— START —

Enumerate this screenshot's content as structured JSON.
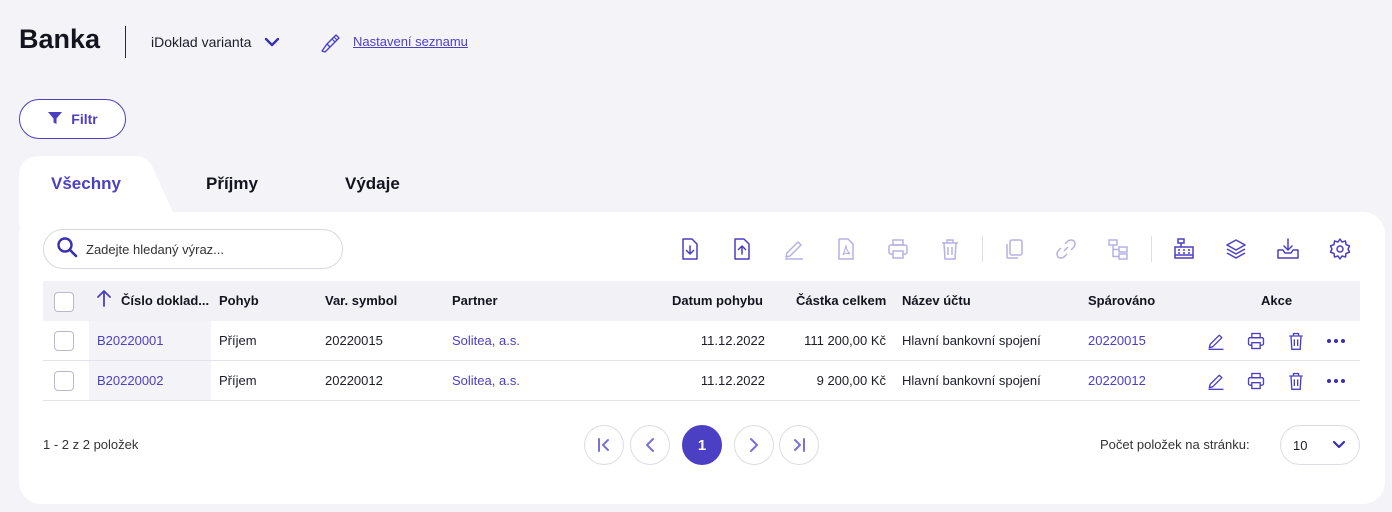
{
  "header": {
    "title": "Banka",
    "variant": "iDoklad varianta",
    "settings_link": "Nastavení seznamu"
  },
  "filter": {
    "label": "Filtr"
  },
  "tabs": [
    {
      "label": "Všechny",
      "active": true
    },
    {
      "label": "Příjmy",
      "active": false
    },
    {
      "label": "Výdaje",
      "active": false
    }
  ],
  "search": {
    "placeholder": "Zadejte hledaný výraz..."
  },
  "toolbar": {
    "icons": [
      "import-icon",
      "export-icon",
      "edit-icon",
      "pdf-icon",
      "print-icon",
      "delete-icon",
      "copy-icon",
      "link-icon",
      "tree-icon",
      "cash-register-icon",
      "layers-icon",
      "download-icon",
      "settings-gear-icon"
    ]
  },
  "table": {
    "columns": [
      "Číslo doklad...",
      "Pohyb",
      "Var. symbol",
      "Partner",
      "Datum pohybu",
      "Částka celkem",
      "Název účtu",
      "Spárováno",
      "Akce"
    ],
    "sort": {
      "column": "Číslo doklad...",
      "direction": "asc"
    },
    "rows": [
      {
        "number": "B20220001",
        "movement": "Příjem",
        "var_symbol": "20220015",
        "partner": "Solitea, a.s.",
        "date": "11.12.2022",
        "amount": "111 200,00 Kč",
        "account": "Hlavní bankovní spojení",
        "paired": "20220015"
      },
      {
        "number": "B20220002",
        "movement": "Příjem",
        "var_symbol": "20220012",
        "partner": "Solitea, a.s.",
        "date": "11.12.2022",
        "amount": "9 200,00 Kč",
        "account": "Hlavní bankovní spojení",
        "paired": "20220012"
      }
    ]
  },
  "pagination": {
    "summary": "1 - 2 z 2 položek",
    "current_page": "1",
    "per_page_label": "Počet položek na stránku:",
    "per_page_value": "10"
  },
  "colors": {
    "accent": "#4b3fc4",
    "background": "#f4f4f8",
    "card": "#ffffff"
  }
}
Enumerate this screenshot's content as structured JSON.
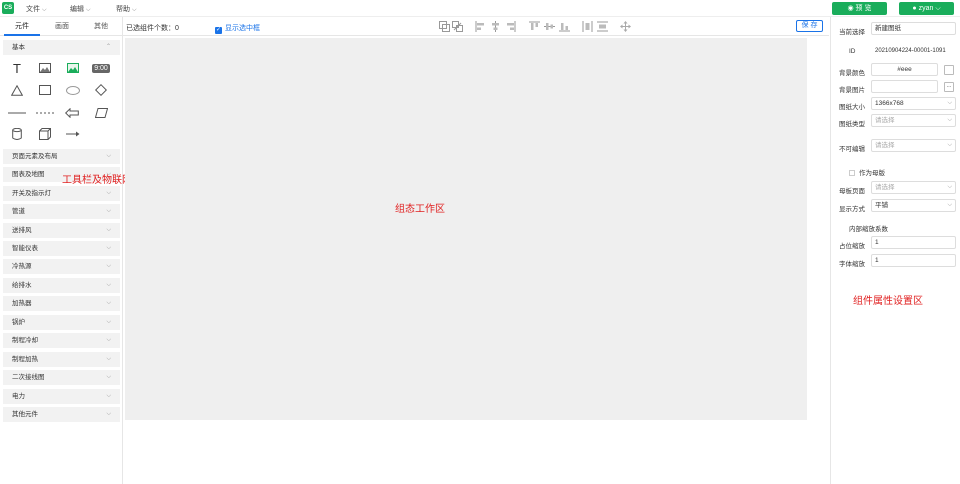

— END —

• What is being asked
Reproduce all entries exactly. Pictures do not belong in the copy.

• Correct response
Enumerate this screenshot's content as structured JSON.
{
  "header": {
    "title": "Banka",
    "variant": "iDoklad varianta",
    "settings_link": "Nastavení seznamu"
  },
  "filter": {
    "label": "Filtr"
  },
  "tabs": [
    {
      "label": "Všechny",
      "active": true
    },
    {
      "label": "Příjmy",
      "active": false
    },
    {
      "label": "Výdaje",
      "active": false
    }
  ],
  "search": {
    "placeholder": "Zadejte hledaný výraz..."
  },
  "toolbar": {
    "icons": [
      "import-icon",
      "export-icon",
      "edit-icon",
      "pdf-icon",
      "print-icon",
      "delete-icon",
      "copy-icon",
      "link-icon",
      "tree-icon",
      "cash-register-icon",
      "layers-icon",
      "download-icon",
      "settings-gear-icon"
    ]
  },
  "table": {
    "columns": [
      "Číslo doklad...",
      "Pohyb",
      "Var. symbol",
      "Partner",
      "Datum pohybu",
      "Částka celkem",
      "Název účtu",
      "Spárováno",
      "Akce"
    ],
    "sort": {
      "column": "Číslo doklad...",
      "direction": "asc"
    },
    "rows": [
      {
        "number": "B20220001",
        "movement": "Příjem",
        "var_symbol": "20220015",
        "partner": "Solitea, a.s.",
        "date": "11.12.2022",
        "amount": "111 200,00 Kč",
        "account": "Hlavní bankovní spojení",
        "paired": "20220015"
      },
      {
        "number": "B20220002",
        "movement": "Příjem",
        "var_symbol": "20220012",
        "partner": "Solitea, a.s.",
        "date": "11.12.2022",
        "amount": "9 200,00 Kč",
        "account": "Hlavní bankovní spojení",
        "paired": "20220012"
      }
    ]
  },
  "pagination": {
    "summary": "1 - 2 z 2 položek",
    "current_page": "1",
    "per_page_label": "Počet položek na stránku:",
    "per_page_value": "10"
  },
  "colors": {
    "accent": "#4b3fc4",
    "background": "#f4f4f8",
    "card": "#ffffff"
  }
}
Enumerate this screenshot's content as structured JSON.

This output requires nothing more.